• **Supplied data**
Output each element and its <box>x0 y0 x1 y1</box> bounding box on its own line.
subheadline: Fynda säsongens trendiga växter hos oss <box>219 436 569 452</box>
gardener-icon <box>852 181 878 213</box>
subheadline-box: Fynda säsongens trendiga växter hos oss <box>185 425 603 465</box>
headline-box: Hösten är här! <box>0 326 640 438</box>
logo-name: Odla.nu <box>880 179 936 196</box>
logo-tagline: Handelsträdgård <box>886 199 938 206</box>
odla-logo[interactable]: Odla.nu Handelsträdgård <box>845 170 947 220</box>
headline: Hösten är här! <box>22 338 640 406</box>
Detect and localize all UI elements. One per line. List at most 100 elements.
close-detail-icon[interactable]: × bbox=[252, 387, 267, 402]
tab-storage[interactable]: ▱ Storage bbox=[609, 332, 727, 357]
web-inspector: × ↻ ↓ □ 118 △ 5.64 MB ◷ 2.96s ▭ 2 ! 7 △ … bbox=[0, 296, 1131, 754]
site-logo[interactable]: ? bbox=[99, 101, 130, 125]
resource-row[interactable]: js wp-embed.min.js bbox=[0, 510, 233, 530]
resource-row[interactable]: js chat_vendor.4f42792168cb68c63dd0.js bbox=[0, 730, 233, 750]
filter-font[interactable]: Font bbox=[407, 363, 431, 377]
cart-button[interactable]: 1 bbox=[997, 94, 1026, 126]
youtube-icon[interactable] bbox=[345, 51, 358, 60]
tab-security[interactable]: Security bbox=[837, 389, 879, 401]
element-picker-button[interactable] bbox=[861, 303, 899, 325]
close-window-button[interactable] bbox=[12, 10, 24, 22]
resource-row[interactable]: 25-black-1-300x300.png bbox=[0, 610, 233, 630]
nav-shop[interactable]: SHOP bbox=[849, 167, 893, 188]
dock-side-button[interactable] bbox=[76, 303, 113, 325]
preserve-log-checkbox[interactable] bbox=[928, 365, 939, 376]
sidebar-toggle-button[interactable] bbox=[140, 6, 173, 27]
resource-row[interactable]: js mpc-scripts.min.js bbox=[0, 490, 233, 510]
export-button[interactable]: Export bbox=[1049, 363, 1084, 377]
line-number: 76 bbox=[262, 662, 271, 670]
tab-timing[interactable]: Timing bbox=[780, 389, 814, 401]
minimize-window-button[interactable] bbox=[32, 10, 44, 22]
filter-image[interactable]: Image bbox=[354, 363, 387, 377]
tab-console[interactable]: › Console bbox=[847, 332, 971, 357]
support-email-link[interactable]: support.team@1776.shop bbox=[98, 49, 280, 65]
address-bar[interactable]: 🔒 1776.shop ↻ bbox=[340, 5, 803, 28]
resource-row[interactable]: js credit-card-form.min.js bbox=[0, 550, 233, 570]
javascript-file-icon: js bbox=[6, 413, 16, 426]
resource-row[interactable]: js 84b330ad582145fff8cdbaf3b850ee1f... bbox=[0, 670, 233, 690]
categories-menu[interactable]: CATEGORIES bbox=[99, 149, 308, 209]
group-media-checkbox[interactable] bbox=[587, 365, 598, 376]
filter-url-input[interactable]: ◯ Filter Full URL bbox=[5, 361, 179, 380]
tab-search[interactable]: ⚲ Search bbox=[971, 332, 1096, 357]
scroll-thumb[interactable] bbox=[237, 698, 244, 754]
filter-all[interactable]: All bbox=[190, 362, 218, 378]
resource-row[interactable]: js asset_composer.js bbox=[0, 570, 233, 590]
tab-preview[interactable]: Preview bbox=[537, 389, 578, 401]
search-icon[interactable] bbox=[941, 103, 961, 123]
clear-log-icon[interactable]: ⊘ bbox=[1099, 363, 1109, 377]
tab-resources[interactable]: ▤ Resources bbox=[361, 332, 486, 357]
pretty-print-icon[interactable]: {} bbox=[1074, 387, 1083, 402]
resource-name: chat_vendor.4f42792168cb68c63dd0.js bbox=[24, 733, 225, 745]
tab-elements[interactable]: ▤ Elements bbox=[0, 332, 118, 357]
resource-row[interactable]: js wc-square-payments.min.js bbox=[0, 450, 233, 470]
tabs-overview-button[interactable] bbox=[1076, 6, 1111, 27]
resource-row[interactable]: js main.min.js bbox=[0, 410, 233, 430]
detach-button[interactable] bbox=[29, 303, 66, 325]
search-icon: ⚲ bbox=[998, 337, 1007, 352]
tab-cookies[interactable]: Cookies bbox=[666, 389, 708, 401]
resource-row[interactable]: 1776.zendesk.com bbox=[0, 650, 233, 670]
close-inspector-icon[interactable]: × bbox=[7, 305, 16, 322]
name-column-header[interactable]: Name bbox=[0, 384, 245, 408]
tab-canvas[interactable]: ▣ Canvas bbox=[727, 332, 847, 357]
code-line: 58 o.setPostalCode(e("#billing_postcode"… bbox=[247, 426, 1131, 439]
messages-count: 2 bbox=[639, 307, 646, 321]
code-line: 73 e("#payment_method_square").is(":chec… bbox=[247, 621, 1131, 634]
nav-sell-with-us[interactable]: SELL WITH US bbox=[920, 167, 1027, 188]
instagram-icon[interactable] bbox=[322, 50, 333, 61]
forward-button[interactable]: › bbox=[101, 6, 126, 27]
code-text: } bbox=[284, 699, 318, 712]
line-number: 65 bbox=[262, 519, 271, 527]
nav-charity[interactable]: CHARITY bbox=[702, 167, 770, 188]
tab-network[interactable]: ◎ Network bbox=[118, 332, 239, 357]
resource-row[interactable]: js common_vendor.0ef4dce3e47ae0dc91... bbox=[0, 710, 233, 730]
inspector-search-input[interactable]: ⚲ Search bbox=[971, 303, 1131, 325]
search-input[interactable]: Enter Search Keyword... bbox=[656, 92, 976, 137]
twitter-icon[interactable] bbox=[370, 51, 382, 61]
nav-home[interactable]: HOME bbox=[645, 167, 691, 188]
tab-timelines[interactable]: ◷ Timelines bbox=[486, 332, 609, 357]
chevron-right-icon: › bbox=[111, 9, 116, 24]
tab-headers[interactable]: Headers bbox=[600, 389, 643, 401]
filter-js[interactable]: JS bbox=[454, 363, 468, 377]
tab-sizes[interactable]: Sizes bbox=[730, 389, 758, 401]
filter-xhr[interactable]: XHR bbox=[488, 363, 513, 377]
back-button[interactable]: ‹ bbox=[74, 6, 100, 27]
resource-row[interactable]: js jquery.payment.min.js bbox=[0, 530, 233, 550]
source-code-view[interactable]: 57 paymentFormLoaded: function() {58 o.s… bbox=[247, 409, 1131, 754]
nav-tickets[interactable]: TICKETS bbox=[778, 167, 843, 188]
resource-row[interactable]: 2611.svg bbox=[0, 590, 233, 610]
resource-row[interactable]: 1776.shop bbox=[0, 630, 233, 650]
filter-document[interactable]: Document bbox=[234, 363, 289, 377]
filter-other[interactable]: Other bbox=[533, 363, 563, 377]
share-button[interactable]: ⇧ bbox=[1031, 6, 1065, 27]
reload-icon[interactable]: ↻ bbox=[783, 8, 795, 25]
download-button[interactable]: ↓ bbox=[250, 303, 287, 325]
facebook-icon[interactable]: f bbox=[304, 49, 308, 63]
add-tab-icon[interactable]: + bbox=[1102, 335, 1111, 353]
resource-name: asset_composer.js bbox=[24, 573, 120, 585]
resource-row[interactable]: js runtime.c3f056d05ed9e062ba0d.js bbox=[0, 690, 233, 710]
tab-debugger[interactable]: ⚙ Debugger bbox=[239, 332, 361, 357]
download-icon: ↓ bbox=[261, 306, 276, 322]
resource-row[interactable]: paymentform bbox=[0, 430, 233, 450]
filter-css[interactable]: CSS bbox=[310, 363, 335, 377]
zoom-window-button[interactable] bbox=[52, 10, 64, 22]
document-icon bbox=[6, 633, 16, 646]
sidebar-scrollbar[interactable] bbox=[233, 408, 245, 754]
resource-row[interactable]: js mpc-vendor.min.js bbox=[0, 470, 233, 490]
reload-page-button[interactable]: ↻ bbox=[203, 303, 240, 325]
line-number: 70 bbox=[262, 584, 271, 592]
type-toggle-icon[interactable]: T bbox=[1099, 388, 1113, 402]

• **Given problem**
List every row above that contains the word "Handelsträdgård", matching its case exactly.

• **Result**
logo-tagline: Handelsträdgård <box>886 199 938 206</box>
odla-logo[interactable]: Odla.nu Handelsträdgård <box>845 170 947 220</box>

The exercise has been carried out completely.